> **What this task involves**:
Search the material below for the string "статуса" and extract each line that has it.

> **Entries**:
•••••
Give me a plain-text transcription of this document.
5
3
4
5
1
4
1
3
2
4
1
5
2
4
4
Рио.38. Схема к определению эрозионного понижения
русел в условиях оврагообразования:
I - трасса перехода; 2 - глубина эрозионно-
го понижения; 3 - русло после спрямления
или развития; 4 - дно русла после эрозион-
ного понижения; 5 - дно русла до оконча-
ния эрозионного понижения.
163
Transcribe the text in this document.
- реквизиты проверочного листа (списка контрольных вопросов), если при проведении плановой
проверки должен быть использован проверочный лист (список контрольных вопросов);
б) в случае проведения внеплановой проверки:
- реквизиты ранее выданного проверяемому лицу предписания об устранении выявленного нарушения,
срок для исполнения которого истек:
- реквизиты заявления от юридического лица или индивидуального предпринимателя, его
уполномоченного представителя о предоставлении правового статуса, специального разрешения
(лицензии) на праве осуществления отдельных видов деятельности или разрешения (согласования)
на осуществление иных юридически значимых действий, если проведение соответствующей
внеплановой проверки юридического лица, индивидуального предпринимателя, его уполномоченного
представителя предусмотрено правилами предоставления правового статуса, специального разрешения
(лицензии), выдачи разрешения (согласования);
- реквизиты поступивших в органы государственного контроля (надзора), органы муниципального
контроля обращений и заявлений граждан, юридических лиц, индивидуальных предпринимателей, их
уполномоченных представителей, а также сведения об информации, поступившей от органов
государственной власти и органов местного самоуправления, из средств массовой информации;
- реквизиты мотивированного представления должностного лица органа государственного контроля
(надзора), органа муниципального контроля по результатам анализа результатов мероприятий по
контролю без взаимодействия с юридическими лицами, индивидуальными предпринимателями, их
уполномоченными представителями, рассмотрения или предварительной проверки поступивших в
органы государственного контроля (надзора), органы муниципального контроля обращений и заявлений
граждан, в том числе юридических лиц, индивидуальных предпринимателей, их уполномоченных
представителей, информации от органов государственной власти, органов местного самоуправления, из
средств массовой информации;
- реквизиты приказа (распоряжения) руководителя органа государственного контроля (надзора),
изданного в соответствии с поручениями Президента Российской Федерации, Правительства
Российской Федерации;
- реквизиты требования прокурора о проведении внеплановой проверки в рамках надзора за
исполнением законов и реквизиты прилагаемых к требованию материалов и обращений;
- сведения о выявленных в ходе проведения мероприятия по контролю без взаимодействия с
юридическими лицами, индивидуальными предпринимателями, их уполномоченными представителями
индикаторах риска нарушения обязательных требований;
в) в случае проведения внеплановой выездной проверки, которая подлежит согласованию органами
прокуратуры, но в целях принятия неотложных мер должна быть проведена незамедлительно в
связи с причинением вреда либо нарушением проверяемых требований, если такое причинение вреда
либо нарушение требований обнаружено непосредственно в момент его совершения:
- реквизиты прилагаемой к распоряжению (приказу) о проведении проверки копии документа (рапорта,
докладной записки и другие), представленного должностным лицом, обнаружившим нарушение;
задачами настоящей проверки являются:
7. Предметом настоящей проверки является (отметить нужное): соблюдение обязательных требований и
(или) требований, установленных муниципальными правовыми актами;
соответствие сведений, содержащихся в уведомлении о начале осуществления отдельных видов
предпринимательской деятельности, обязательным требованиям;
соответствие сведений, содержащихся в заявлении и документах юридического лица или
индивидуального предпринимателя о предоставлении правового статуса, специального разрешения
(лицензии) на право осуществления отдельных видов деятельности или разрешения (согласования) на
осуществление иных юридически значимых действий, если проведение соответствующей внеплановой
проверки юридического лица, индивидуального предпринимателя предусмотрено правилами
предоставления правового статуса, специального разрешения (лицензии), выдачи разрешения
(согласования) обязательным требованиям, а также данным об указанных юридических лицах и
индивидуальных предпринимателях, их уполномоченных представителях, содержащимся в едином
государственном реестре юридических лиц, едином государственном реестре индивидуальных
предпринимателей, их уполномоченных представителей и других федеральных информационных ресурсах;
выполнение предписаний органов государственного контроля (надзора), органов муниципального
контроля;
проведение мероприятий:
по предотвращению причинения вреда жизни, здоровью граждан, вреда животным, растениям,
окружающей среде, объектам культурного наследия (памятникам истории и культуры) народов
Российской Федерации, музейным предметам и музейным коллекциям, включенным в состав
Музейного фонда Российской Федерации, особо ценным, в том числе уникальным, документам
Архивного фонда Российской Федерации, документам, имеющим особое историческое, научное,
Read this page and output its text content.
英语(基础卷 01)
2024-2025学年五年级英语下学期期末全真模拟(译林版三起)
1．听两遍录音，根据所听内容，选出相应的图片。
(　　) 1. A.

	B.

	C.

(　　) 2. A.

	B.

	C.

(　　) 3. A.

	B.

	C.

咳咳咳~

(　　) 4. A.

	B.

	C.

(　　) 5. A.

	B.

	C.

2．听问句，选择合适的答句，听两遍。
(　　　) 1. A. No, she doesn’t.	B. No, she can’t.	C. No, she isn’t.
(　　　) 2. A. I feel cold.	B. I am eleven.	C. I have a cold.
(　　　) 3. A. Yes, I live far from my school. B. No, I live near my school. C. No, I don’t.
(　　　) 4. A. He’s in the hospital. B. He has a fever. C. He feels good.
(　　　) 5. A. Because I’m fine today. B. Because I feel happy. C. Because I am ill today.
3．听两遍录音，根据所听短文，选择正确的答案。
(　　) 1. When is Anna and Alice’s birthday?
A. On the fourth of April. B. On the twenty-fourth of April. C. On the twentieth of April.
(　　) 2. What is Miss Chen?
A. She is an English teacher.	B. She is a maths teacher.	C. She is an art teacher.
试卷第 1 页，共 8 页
•••••
> **Written solution**:
уполномоченного представителя о предоставлении правового статуса, специального разрешения
представителя предусмотрено правилами предоставления правового статуса, специального разрешения
индивидуального предпринимателя о предоставлении правового статуса, специального разрешения
предоставления правового статуса, специального разрешения (лицензии), выдачи разрешения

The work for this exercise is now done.